## GIVEN EXERCISE:
Repeat all the material exactly; pictures stay out of your copy.

## DATA PROVIDED:
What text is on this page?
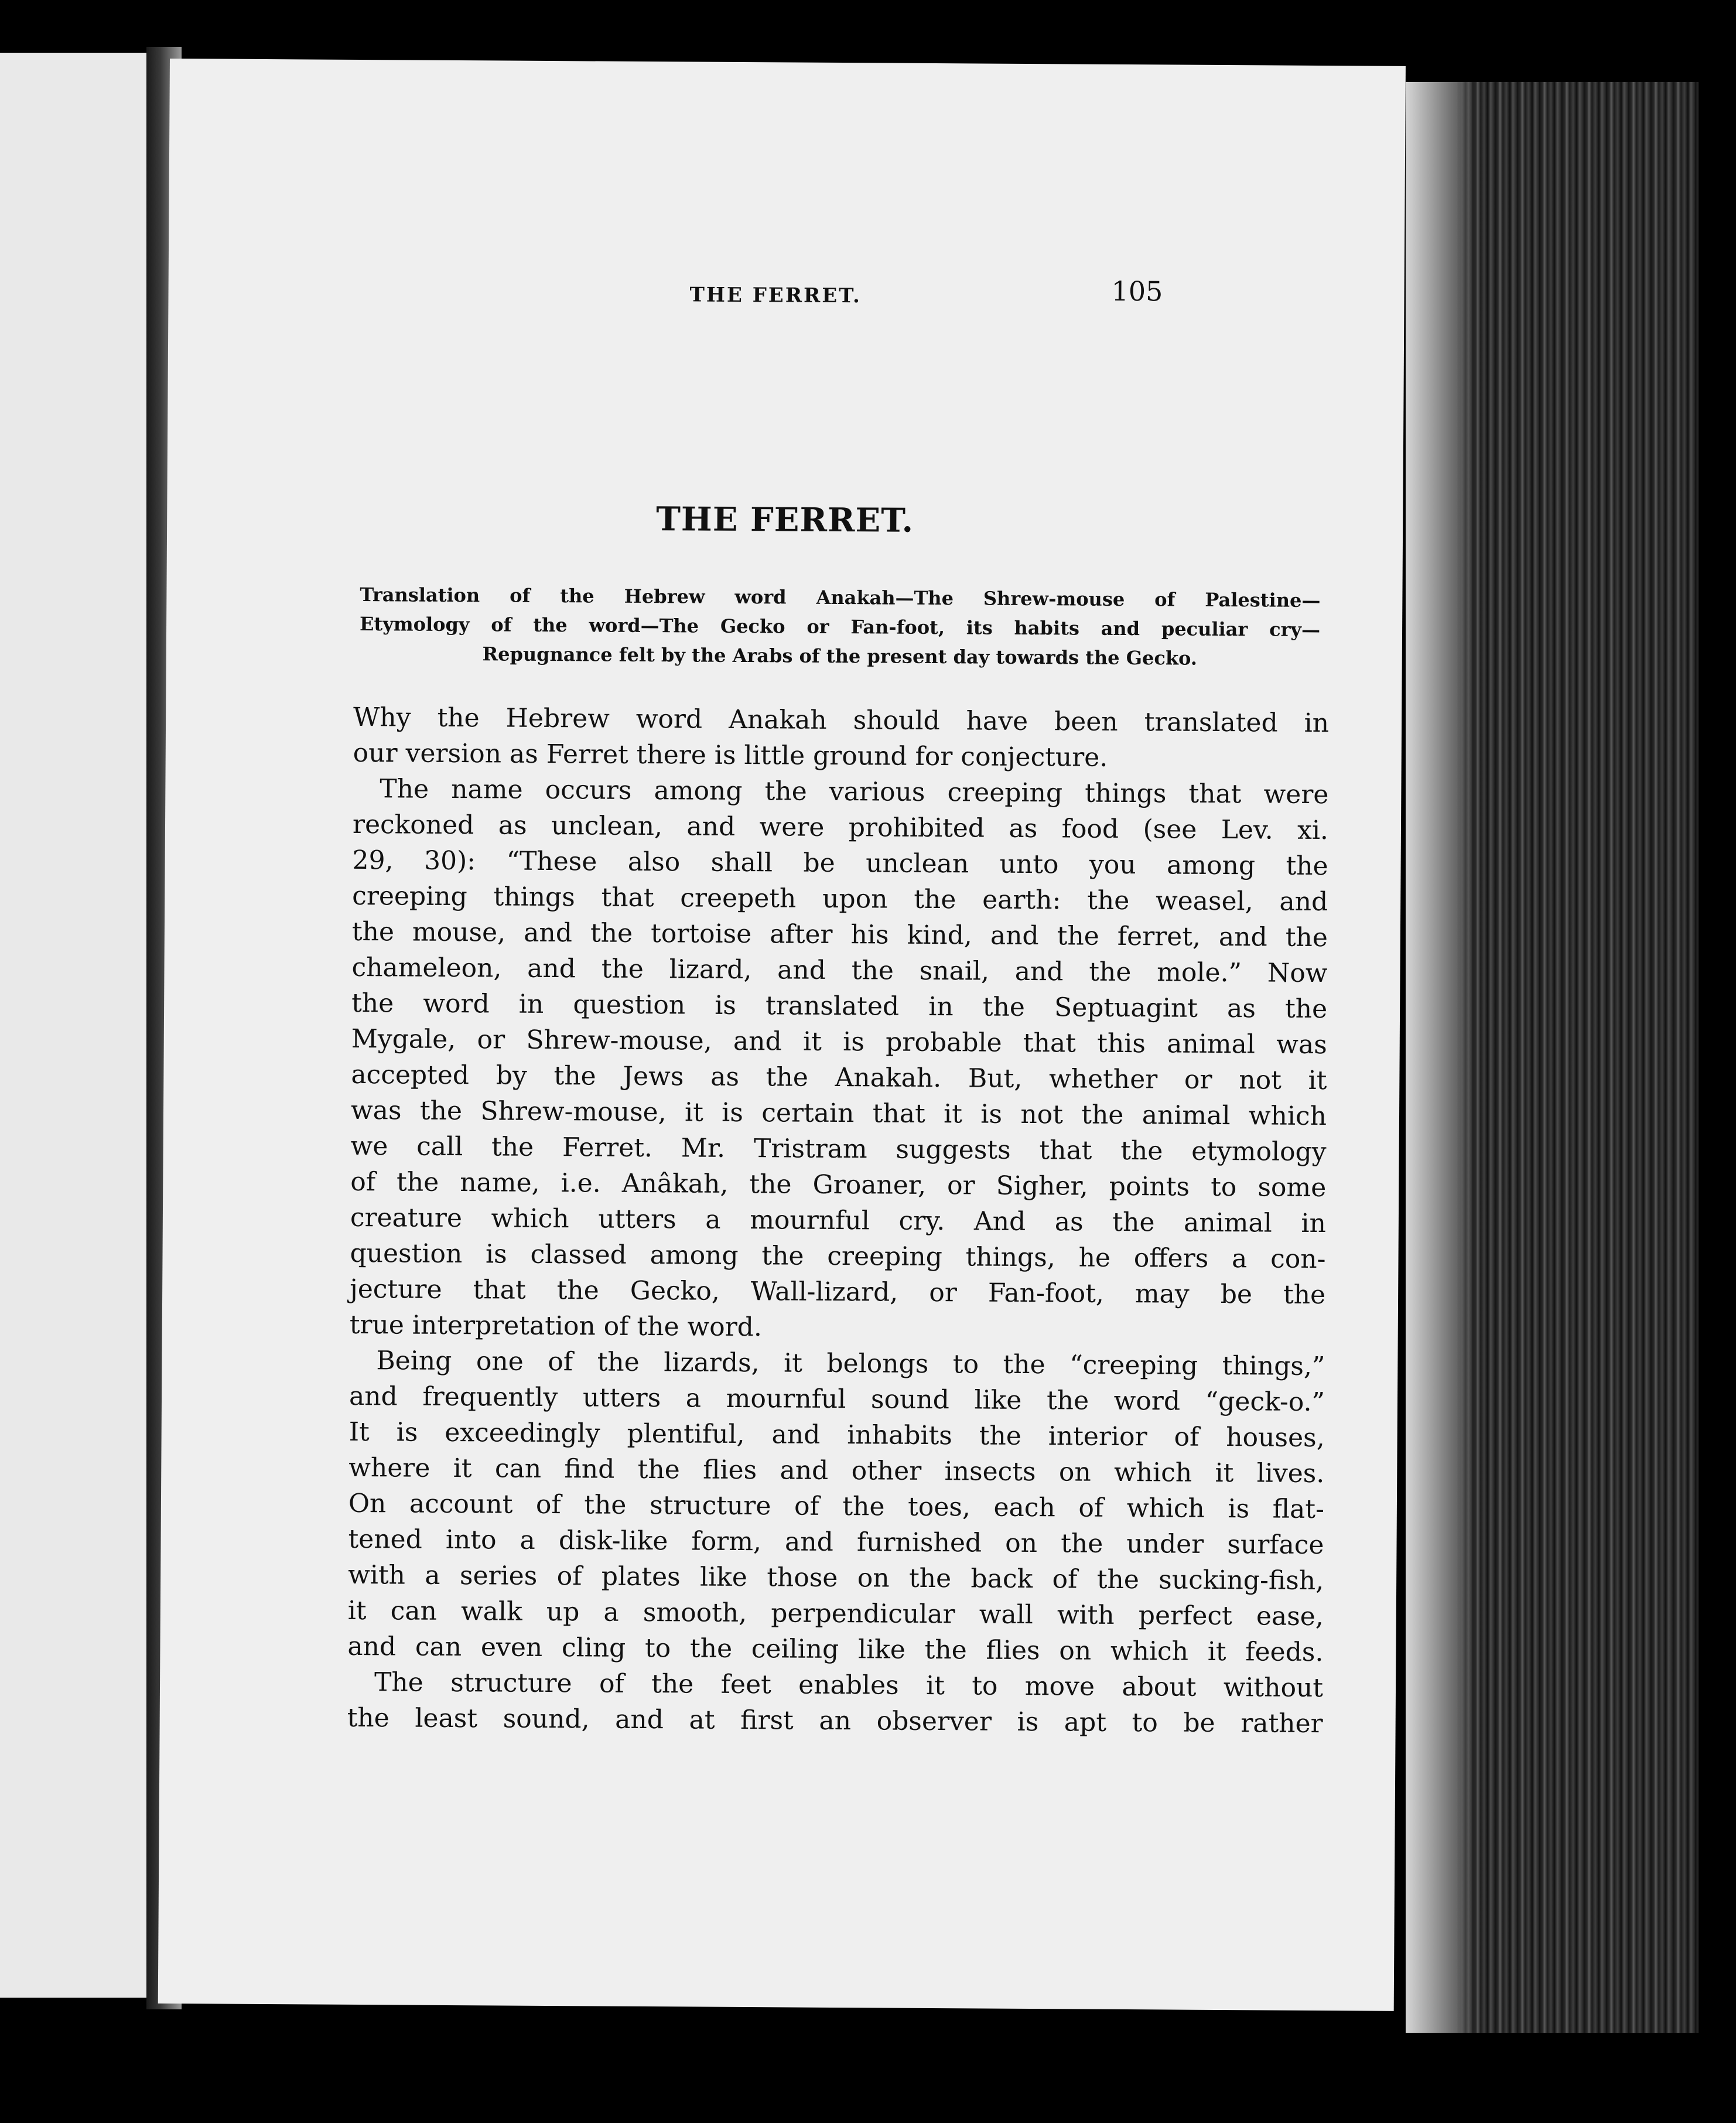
THE FERRET.	105
THE FERRET.
Translation of the Hebrew word Anakah—The Shrew-mouse of Palestine—
Etymology of the word—The Gecko or Fan-foot, its habits and peculiar cry—
Repugnance felt by the Arabs of the present day towards the Gecko.
Why the Hebrew word Anakah should have been translated in
our version as Ferret there is little ground for conjecture.
The name occurs among the various creeping things that were
reckoned as unclean, and were prohibited as food (see Lev. xi.
29, 30): “These also shall be unclean unto you among the
creeping things that creepeth upon the earth: the weasel, and
the mouse, and the tortoise after his kind, and the ferret, and the
chameleon, and the lizard, and the snail, and the mole.” Now
the word in question is translated in the Septuagint as the
Mygale, or Shrew-mouse, and it is probable that this animal was
accepted by the Jews as the Anakah. But, whether or not it
was the Shrew-mouse, it is certain that it is not the animal which
we call the Ferret. Mr. Tristram suggests that the etymology
of the name, i.e. Anâkah, the Groaner, or Sigher, points to some
creature which utters a mournful cry. And as the animal in
question is classed among the creeping things, he offers a con-
jecture that the Gecko, Wall-lizard, or Fan-foot, may be the
true interpretation of the word.
Being one of the lizards, it belongs to the “creeping things,”
and frequently utters a mournful sound like the word “geck-o.”
It is exceedingly plentiful, and inhabits the interior of houses,
where it can find the flies and other insects on which it lives.
On account of the structure of the toes, each of which is flat-
tened into a disk-like form, and furnished on the under surface
with a series of plates like those on the back of the sucking-fish,
it can walk up a smooth, perpendicular wall with perfect ease,
and can even cling to the ceiling like the flies on which it feeds.
The structure of the feet enables it to move about without
the least sound, and at first an observer is apt to be rather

## SOLUTION TO THE PROBLEM:
What text is on this page?
THE FERRET.	105
THE FERRET.
Translation of the Hebrew word Anakah—The Shrew-mouse of Palestine—
Etymology of the word—The Gecko or Fan-foot, its habits and peculiar cry—
Repugnance felt by the Arabs of the present day towards the Gecko.
Why the Hebrew word Anakah should have been translated in
our version as Ferret there is little ground for conjecture.
The name occurs among the various creeping things that were
reckoned as unclean, and were prohibited as food (see Lev. xi.
29, 30): “These also shall be unclean unto you among the
creeping things that creepeth upon the earth: the weasel, and
the mouse, and the tortoise after his kind, and the ferret, and the
chameleon, and the lizard, and the snail, and the mole.” Now
the word in question is translated in the Septuagint as the
Mygale, or Shrew-mouse, and it is probable that this animal was
accepted by the Jews as the Anakah. But, whether or not it
was the Shrew-mouse, it is certain that it is not the animal which
we call the Ferret. Mr. Tristram suggests that the etymology
of the name, i.e. Anâkah, the Groaner, or Sigher, points to some
creature which utters a mournful cry. And as the animal in
question is classed among the creeping things, he offers a con-
jecture that the Gecko, Wall-lizard, or Fan-foot, may be the
true interpretation of the word.
Being one of the lizards, it belongs to the “creeping things,”
and frequently utters a mournful sound like the word “geck-o.”
It is exceedingly plentiful, and inhabits the interior of houses,
where it can find the flies and other insects on which it lives.
On account of the structure of the toes, each of which is flat-
tened into a disk-like form, and furnished on the under surface
with a series of plates like those on the back of the sucking-fish,
it can walk up a smooth, perpendicular wall with perfect ease,
and can even cling to the ceiling like the flies on which it feeds.
The structure of the feet enables it to move about without
the least sound, and at first an observer is apt to be rather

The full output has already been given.